━━ Listed entries
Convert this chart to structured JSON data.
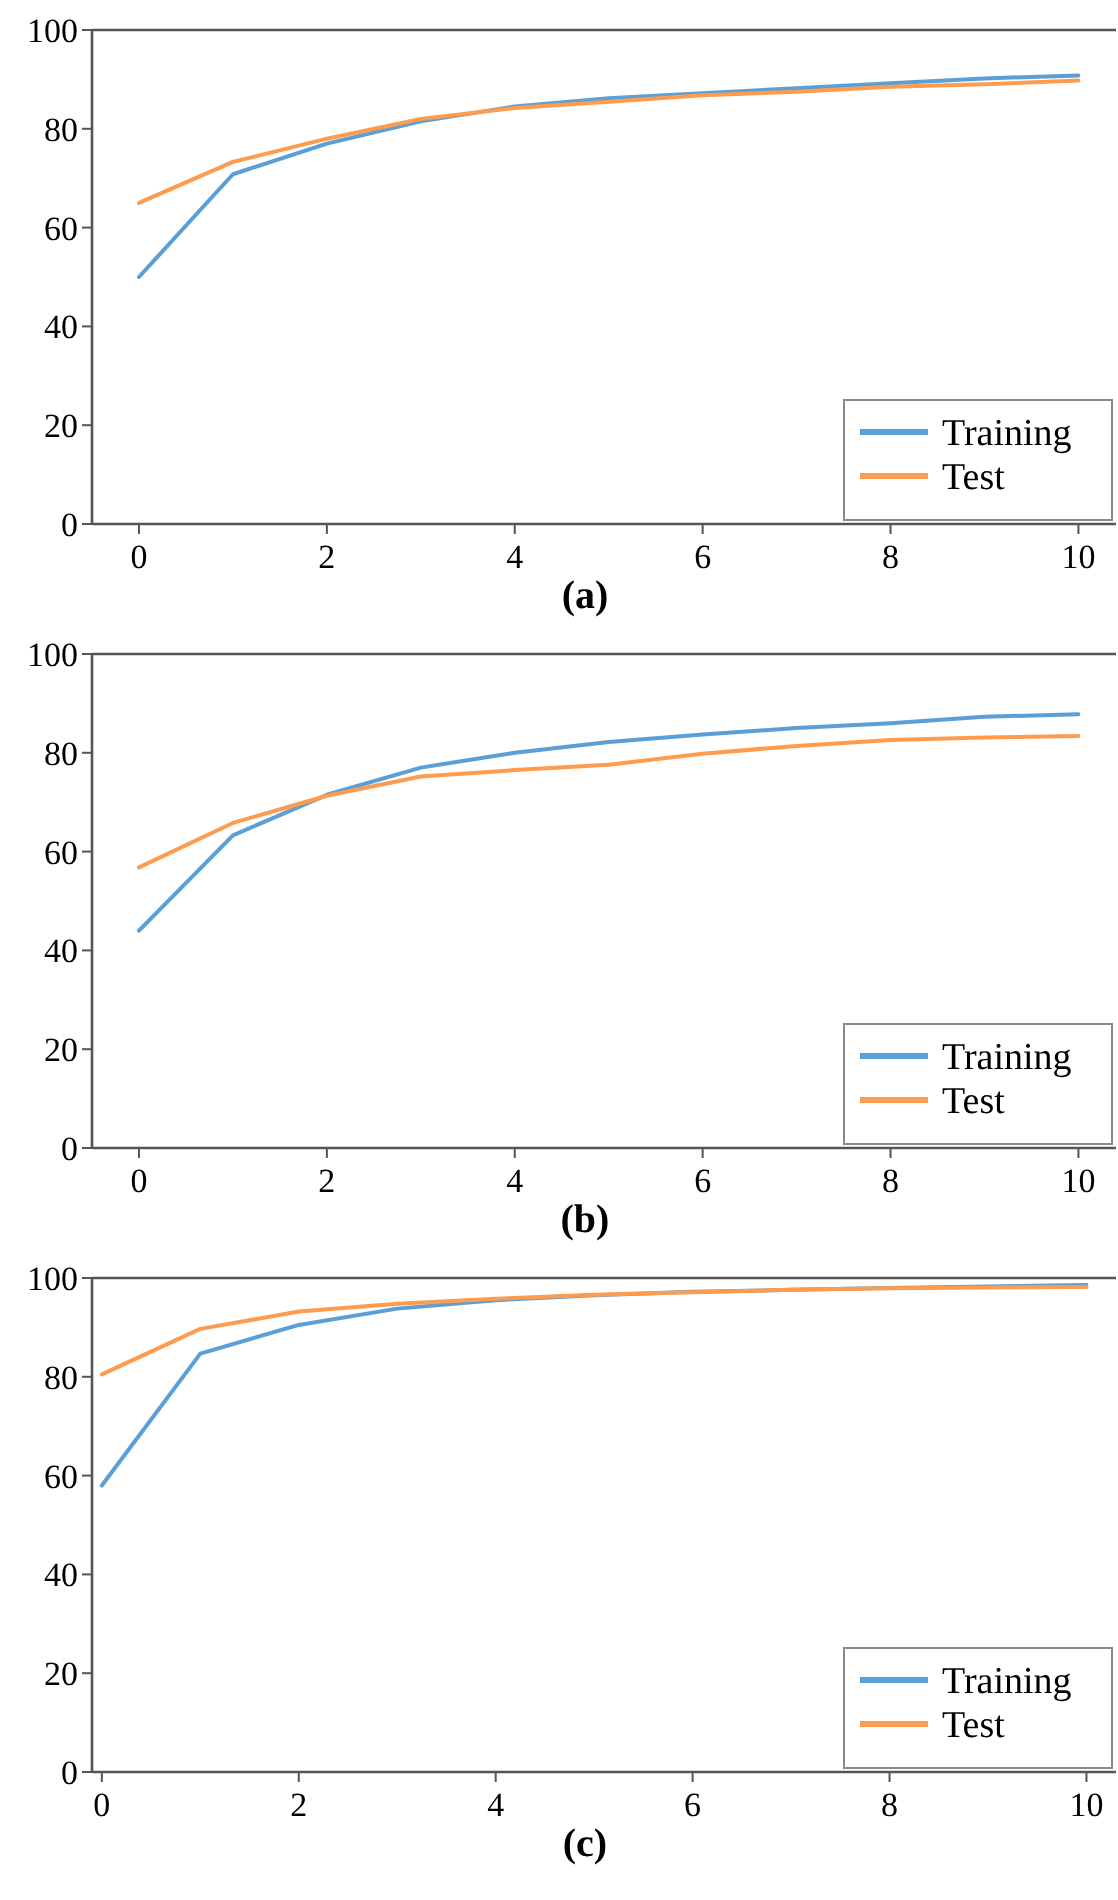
{
  "chart_data": [
    {
      "type": "line",
      "title": "(a)",
      "x": [
        0,
        1,
        2,
        3,
        4,
        5,
        6,
        7,
        8,
        9,
        10
      ],
      "xlim": [
        -0.5,
        10.4
      ],
      "xticks": [
        0,
        2,
        4,
        6,
        8,
        10
      ],
      "ylim": [
        0,
        100
      ],
      "yticks": [
        0,
        20,
        40,
        60,
        80,
        100
      ],
      "grid": false,
      "legend": "bottom right",
      "series": [
        {
          "name": "Training",
          "color": "#5b9fd6",
          "values": [
            50,
            70.8,
            77,
            81.5,
            84.5,
            86.2,
            87.2,
            88.2,
            89.2,
            90.2,
            90.8
          ]
        },
        {
          "name": "Test",
          "color": "#fd9c4e",
          "values": [
            65,
            73.3,
            78,
            82,
            84.2,
            85.5,
            86.8,
            87.5,
            88.5,
            89,
            89.8
          ]
        }
      ]
    },
    {
      "type": "line",
      "title": "(b)",
      "x": [
        0,
        1,
        2,
        3,
        4,
        5,
        6,
        7,
        8,
        9,
        10
      ],
      "xlim": [
        -0.5,
        10.4
      ],
      "xticks": [
        0,
        2,
        4,
        6,
        8,
        10
      ],
      "ylim": [
        0,
        100
      ],
      "yticks": [
        0,
        20,
        40,
        60,
        80,
        100
      ],
      "grid": false,
      "legend": "bottom right",
      "series": [
        {
          "name": "Training",
          "color": "#5b9fd6",
          "values": [
            44,
            63.3,
            71.5,
            77,
            80,
            82.2,
            83.7,
            85,
            86,
            87.3,
            87.8
          ]
        },
        {
          "name": "Test",
          "color": "#fd9c4e",
          "values": [
            56.8,
            65.8,
            71.3,
            75.2,
            76.5,
            77.6,
            79.8,
            81.4,
            82.6,
            83.1,
            83.4
          ]
        }
      ]
    },
    {
      "type": "line",
      "title": "(c)",
      "x": [
        0,
        1,
        2,
        3,
        4,
        5,
        6,
        7,
        8,
        9,
        10
      ],
      "xlim": [
        -0.1,
        10.3
      ],
      "xticks": [
        0,
        2,
        4,
        6,
        8,
        10
      ],
      "ylim": [
        0,
        100
      ],
      "yticks": [
        0,
        20,
        40,
        60,
        80,
        100
      ],
      "grid": false,
      "legend": "bottom right",
      "series": [
        {
          "name": "Training",
          "color": "#5b9fd6",
          "values": [
            58,
            84.7,
            90.5,
            93.8,
            95.5,
            96.5,
            97.2,
            97.6,
            98,
            98.3,
            98.6
          ]
        },
        {
          "name": "Test",
          "color": "#fd9c4e",
          "values": [
            80.5,
            89.7,
            93.2,
            94.8,
            95.8,
            96.6,
            97.1,
            97.6,
            97.9,
            98.1,
            98.2
          ]
        }
      ]
    }
  ]
}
━━━━
Copy the entries exactly. Leave out the images.

■ Complete response ■
Convert this chart to structured JSON data.
{
  "chart_data": [
    {
      "type": "line",
      "title": "(a)",
      "x": [
        0,
        1,
        2,
        3,
        4,
        5,
        6,
        7,
        8,
        9,
        10
      ],
      "xlim": [
        -0.5,
        10.4
      ],
      "xticks": [
        0,
        2,
        4,
        6,
        8,
        10
      ],
      "ylim": [
        0,
        100
      ],
      "yticks": [
        0,
        20,
        40,
        60,
        80,
        100
      ],
      "grid": false,
      "legend": "bottom right",
      "series": [
        {
          "name": "Training",
          "color": "#5b9fd6",
          "values": [
            50,
            70.8,
            77,
            81.5,
            84.5,
            86.2,
            87.2,
            88.2,
            89.2,
            90.2,
            90.8
          ]
        },
        {
          "name": "Test",
          "color": "#fd9c4e",
          "values": [
            65,
            73.3,
            78,
            82,
            84.2,
            85.5,
            86.8,
            87.5,
            88.5,
            89,
            89.8
          ]
        }
      ]
    },
    {
      "type": "line",
      "title": "(b)",
      "x": [
        0,
        1,
        2,
        3,
        4,
        5,
        6,
        7,
        8,
        9,
        10
      ],
      "xlim": [
        -0.5,
        10.4
      ],
      "xticks": [
        0,
        2,
        4,
        6,
        8,
        10
      ],
      "ylim": [
        0,
        100
      ],
      "yticks": [
        0,
        20,
        40,
        60,
        80,
        100
      ],
      "grid": false,
      "legend": "bottom right",
      "series": [
        {
          "name": "Training",
          "color": "#5b9fd6",
          "values": [
            44,
            63.3,
            71.5,
            77,
            80,
            82.2,
            83.7,
            85,
            86,
            87.3,
            87.8
          ]
        },
        {
          "name": "Test",
          "color": "#fd9c4e",
          "values": [
            56.8,
            65.8,
            71.3,
            75.2,
            76.5,
            77.6,
            79.8,
            81.4,
            82.6,
            83.1,
            83.4
          ]
        }
      ]
    },
    {
      "type": "line",
      "title": "(c)",
      "x": [
        0,
        1,
        2,
        3,
        4,
        5,
        6,
        7,
        8,
        9,
        10
      ],
      "xlim": [
        -0.1,
        10.3
      ],
      "xticks": [
        0,
        2,
        4,
        6,
        8,
        10
      ],
      "ylim": [
        0,
        100
      ],
      "yticks": [
        0,
        20,
        40,
        60,
        80,
        100
      ],
      "grid": false,
      "legend": "bottom right",
      "series": [
        {
          "name": "Training",
          "color": "#5b9fd6",
          "values": [
            58,
            84.7,
            90.5,
            93.8,
            95.5,
            96.5,
            97.2,
            97.6,
            98,
            98.3,
            98.6
          ]
        },
        {
          "name": "Test",
          "color": "#fd9c4e",
          "values": [
            80.5,
            89.7,
            93.2,
            94.8,
            95.8,
            96.6,
            97.1,
            97.6,
            97.9,
            98.1,
            98.2
          ]
        }
      ]
    }
  ]
}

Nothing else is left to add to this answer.